> _Objective_:
Pick every line from the data that holds the word "screenshot".

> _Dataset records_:
- - -

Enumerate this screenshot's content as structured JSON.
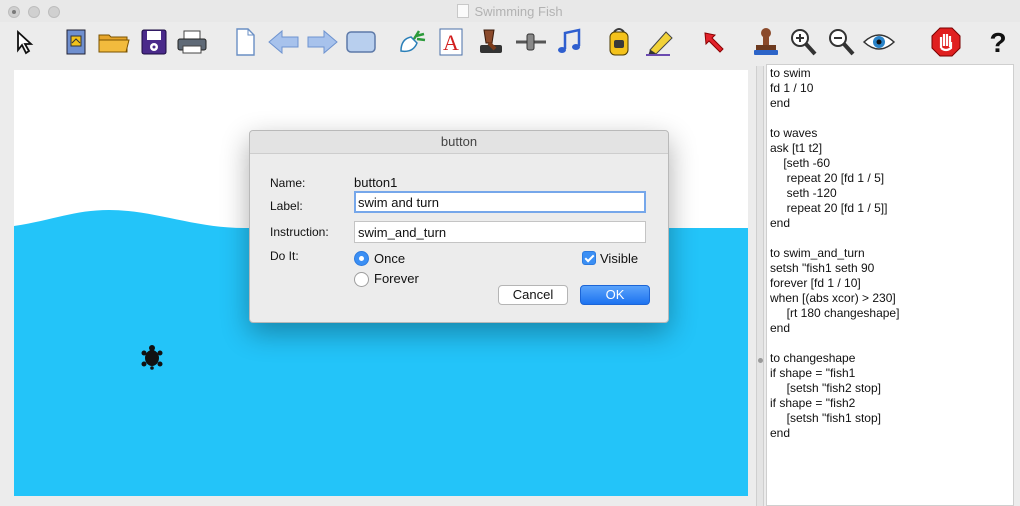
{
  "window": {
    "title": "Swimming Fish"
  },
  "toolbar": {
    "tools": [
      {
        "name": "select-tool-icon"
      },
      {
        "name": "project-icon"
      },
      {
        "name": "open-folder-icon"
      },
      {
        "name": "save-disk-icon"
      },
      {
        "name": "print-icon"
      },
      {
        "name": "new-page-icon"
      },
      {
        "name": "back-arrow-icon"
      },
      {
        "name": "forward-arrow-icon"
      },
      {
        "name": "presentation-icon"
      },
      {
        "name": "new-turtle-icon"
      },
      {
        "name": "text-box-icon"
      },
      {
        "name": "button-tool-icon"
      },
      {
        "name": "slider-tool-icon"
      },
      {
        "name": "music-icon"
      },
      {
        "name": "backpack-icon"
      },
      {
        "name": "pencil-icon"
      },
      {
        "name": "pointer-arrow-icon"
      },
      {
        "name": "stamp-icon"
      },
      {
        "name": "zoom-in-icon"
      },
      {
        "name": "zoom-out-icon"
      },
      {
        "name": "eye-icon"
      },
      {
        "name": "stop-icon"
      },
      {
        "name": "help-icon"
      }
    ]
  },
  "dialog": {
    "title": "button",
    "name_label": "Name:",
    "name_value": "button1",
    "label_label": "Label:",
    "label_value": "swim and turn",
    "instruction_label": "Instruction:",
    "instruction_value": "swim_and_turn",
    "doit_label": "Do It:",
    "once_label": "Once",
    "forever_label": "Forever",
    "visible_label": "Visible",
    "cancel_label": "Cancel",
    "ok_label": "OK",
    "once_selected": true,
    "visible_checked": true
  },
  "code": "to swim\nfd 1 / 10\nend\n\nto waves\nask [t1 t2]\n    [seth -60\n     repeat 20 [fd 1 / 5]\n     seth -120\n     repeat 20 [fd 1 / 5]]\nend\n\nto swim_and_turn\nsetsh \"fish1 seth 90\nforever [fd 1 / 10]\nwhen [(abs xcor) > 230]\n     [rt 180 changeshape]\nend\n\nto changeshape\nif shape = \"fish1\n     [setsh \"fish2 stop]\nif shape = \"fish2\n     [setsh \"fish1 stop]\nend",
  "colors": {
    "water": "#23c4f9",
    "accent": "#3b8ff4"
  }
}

- - -

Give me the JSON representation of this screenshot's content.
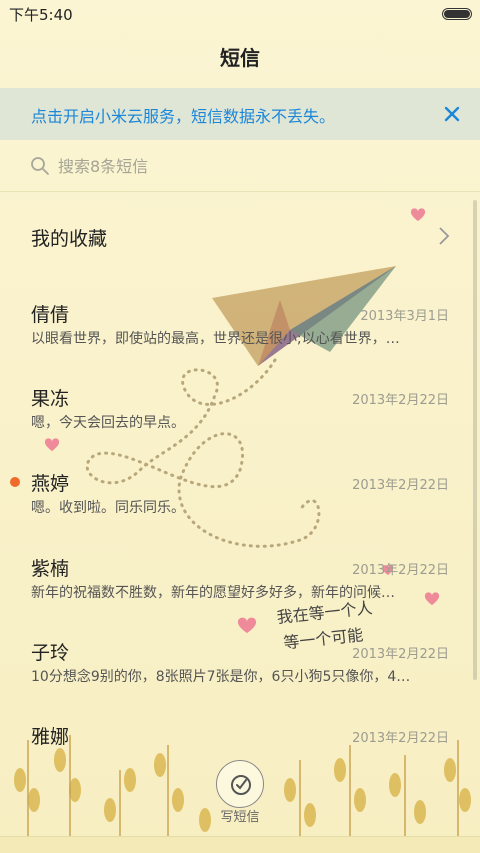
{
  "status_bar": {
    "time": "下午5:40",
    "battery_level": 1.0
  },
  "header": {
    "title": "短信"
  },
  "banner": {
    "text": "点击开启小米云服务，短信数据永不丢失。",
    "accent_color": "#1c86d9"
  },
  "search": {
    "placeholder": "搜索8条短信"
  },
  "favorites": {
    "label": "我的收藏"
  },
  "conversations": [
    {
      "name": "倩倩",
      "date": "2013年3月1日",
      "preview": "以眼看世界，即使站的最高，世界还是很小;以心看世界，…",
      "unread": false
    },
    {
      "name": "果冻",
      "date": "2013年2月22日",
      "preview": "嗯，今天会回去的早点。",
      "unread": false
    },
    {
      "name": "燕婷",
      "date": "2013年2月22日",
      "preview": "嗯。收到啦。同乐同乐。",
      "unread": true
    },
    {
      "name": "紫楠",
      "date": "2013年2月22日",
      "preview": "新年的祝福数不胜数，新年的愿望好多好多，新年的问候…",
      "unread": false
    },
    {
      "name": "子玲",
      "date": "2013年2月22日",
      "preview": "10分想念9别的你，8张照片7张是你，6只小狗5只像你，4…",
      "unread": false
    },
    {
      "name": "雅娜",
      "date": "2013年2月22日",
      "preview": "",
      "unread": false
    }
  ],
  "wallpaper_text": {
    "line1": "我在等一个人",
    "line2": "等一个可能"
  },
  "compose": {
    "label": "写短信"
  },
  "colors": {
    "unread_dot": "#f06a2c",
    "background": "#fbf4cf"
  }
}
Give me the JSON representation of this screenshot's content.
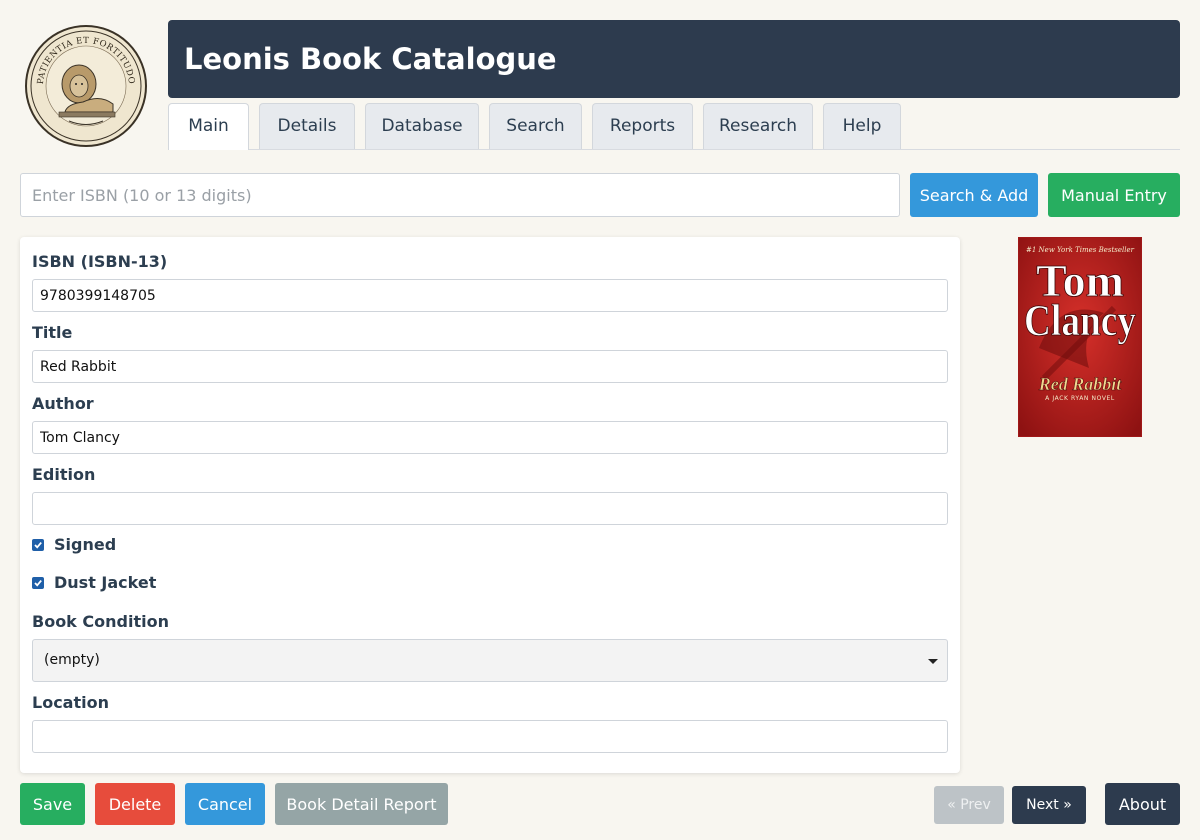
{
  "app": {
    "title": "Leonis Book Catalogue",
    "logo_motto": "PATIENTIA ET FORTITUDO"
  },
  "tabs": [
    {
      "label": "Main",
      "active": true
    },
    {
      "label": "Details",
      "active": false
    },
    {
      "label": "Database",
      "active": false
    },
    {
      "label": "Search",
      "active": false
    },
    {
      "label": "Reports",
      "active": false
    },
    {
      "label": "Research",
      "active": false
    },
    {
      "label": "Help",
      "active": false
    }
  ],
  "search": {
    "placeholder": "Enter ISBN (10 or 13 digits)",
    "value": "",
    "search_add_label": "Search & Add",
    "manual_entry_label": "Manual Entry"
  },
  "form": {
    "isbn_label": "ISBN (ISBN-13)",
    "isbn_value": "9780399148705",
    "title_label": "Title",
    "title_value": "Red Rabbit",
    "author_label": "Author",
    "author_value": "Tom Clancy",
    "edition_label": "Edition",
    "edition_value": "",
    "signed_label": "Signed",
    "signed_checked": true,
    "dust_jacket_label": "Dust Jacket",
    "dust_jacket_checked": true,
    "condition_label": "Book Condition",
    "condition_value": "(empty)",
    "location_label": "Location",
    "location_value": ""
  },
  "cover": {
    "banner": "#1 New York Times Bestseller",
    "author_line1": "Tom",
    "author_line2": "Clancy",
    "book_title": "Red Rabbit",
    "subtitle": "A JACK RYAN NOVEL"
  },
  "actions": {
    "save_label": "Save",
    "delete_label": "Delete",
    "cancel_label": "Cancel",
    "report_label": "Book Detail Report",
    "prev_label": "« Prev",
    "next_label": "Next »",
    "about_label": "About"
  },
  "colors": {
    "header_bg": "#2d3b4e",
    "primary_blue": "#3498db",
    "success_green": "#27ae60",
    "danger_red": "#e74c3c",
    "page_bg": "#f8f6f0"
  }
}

- - -

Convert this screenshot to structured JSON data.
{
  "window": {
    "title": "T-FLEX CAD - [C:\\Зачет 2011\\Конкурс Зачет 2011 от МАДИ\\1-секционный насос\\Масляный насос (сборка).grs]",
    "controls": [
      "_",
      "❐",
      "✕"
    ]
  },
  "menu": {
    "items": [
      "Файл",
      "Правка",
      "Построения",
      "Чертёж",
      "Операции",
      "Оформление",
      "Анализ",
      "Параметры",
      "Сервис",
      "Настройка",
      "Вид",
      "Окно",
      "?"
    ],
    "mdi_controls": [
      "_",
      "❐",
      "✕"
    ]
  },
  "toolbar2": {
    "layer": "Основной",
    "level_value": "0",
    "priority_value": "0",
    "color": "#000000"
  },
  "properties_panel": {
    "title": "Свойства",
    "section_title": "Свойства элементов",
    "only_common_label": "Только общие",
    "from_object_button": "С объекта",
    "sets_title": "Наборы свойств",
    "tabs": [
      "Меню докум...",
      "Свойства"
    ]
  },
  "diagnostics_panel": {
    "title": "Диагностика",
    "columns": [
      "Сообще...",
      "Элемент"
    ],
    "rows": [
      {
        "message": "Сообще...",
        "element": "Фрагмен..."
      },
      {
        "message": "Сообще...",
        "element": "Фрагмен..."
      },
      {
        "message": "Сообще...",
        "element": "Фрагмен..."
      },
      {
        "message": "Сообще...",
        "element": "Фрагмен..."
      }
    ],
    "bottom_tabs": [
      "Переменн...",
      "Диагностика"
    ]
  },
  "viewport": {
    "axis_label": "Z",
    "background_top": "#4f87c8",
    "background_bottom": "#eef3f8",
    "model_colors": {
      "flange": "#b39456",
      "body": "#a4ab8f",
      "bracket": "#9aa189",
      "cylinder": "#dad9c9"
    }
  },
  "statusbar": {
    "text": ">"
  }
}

- - -

> _Completed task_:
Enumerate this screenshot's content as structured JSON.
Give me the JSON representation of this screenshot's content.
Give me the JSON representation of this screenshot's content.
Convert this screenshot to structured JSON data.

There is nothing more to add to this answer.